Available data>
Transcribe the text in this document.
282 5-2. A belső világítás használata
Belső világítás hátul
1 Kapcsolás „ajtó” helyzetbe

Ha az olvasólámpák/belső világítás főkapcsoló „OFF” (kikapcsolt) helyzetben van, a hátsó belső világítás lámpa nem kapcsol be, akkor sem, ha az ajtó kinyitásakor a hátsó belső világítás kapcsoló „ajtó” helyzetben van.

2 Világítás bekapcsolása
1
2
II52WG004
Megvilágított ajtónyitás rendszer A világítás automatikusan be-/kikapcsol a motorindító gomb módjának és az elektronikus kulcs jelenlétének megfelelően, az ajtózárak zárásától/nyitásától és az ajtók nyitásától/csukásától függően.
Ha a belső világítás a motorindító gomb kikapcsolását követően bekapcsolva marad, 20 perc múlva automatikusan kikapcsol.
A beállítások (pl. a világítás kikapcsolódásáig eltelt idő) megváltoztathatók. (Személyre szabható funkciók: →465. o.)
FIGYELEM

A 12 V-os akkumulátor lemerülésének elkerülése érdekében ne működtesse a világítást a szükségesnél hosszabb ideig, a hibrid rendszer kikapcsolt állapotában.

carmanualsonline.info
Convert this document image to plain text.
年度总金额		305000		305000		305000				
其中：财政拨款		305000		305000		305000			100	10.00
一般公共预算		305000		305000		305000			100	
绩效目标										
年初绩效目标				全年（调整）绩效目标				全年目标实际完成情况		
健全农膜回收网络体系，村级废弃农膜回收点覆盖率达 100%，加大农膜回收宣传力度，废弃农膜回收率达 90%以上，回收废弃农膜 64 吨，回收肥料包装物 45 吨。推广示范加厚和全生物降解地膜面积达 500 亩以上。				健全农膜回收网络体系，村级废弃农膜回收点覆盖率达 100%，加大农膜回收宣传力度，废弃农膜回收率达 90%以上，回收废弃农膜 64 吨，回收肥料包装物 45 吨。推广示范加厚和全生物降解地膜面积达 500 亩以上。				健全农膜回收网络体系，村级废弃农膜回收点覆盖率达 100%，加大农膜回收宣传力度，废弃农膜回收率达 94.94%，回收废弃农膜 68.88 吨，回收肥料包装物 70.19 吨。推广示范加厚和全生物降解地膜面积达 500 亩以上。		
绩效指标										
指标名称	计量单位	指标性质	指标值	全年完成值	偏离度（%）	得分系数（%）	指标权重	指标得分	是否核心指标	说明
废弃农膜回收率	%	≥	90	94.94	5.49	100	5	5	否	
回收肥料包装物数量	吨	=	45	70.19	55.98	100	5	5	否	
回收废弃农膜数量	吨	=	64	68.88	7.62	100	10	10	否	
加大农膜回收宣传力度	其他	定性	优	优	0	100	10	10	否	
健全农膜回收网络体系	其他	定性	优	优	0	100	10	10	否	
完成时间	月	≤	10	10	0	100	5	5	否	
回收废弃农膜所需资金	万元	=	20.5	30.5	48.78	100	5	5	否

Exercise> Show the lines of the material that contain the word "rendszer".

Response>
Megvilágított ajtónyitás rendszer A világítás automatikusan be-/kikapcsol a motorindító gomb módjának és az elektronikus kulcs jelenlétének megfelelően, az ajtózárak zárásától/nyitásától és az ajtók nyitásától/csukásától függően.
A 12 V-os akkumulátor lemerülésének elkerülése érdekében ne működtesse a világítást a szükségesnél hosszabb ideig, a hibrid rendszer kikapcsolt állapotában.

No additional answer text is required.